▸ MATERIAL PROVIDED
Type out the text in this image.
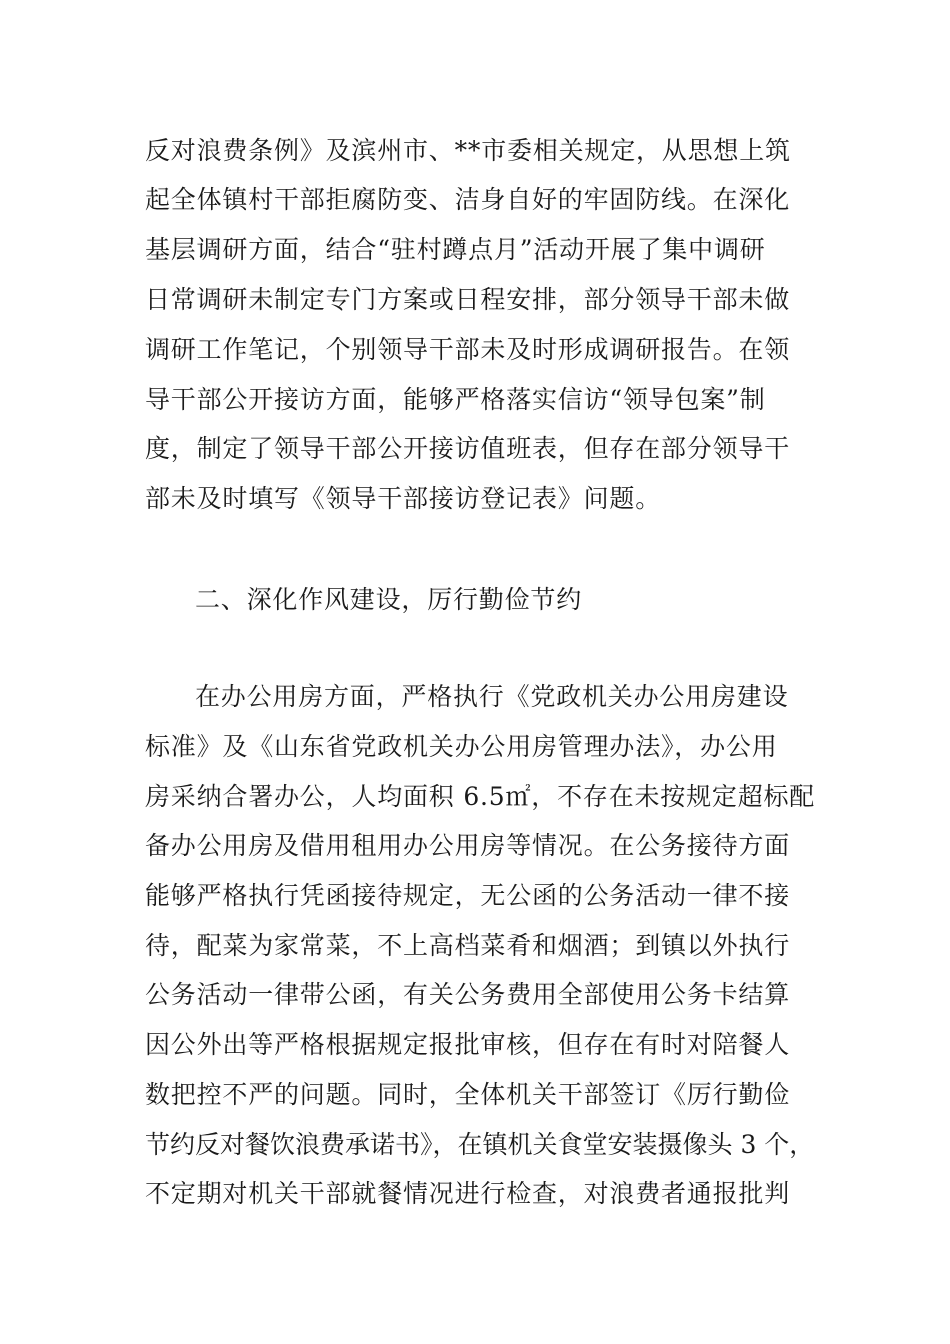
反对浪费条例》及滨州市、**市委相关规定，从思想上筑
起全体镇村干部拒腐防变、洁身自好的牢固防线。在深化
基层调研方面，结合“驻村蹲点月”活动开展了集中调研
日常调研未制定专门方案或日程安排，部分领导干部未做
调研工作笔记，个别领导干部未及时形成调研报告。在领
导干部公开接访方面，能够严格落实信访“领导包案”制
度，制定了领导干部公开接访值班表，但存在部分领导干
部未及时填写《领导干部接访登记表》问题。
二、深化作风建设，厉行勤俭节约
在办公用房方面，严格执行《党政机关办公用房建设
标准》及《山东省党政机关办公用房管理办法》，办公用
房采纳合署办公，人均面积 6.5㎡，不存在未按规定超标配
备办公用房及借用租用办公用房等情况。在公务接待方面
能够严格执行凭函接待规定，无公函的公务活动一律不接
待，配菜为家常菜，不上高档菜肴和烟酒；到镇以外执行
公务活动一律带公函，有关公务费用全部使用公务卡结算
因公外出等严格根据规定报批审核，但存在有时对陪餐人
数把控不严的问题。同时，全体机关干部签订《厉行勤俭
节约反对餐饮浪费承诺书》，在镇机关食堂安装摄像头 3 个，
不定期对机关干部就餐情况进行检查，对浪费者通报批判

▸ DO THIS
Reproduce the records, all of them, word for word; omit the pictures.

▸ THE REPLY
Type out the text in this image.
反对浪费条例》及滨州市、**市委相关规定，从思想上筑
起全体镇村干部拒腐防变、洁身自好的牢固防线。在深化
基层调研方面，结合“驻村蹲点月”活动开展了集中调研
日常调研未制定专门方案或日程安排，部分领导干部未做
调研工作笔记，个别领导干部未及时形成调研报告。在领
导干部公开接访方面，能够严格落实信访“领导包案”制
度，制定了领导干部公开接访值班表，但存在部分领导干
部未及时填写《领导干部接访登记表》问题。
二、深化作风建设，厉行勤俭节约
在办公用房方面，严格执行《党政机关办公用房建设
标准》及《山东省党政机关办公用房管理办法》，办公用
房采纳合署办公，人均面积 6.5㎡，不存在未按规定超标配
备办公用房及借用租用办公用房等情况。在公务接待方面
能够严格执行凭函接待规定，无公函的公务活动一律不接
待，配菜为家常菜，不上高档菜肴和烟酒；到镇以外执行
公务活动一律带公函，有关公务费用全部使用公务卡结算
因公外出等严格根据规定报批审核，但存在有时对陪餐人
数把控不严的问题。同时，全体机关干部签订《厉行勤俭
节约反对餐饮浪费承诺书》，在镇机关食堂安装摄像头 3 个，
不定期对机关干部就餐情况进行检查，对浪费者通报批判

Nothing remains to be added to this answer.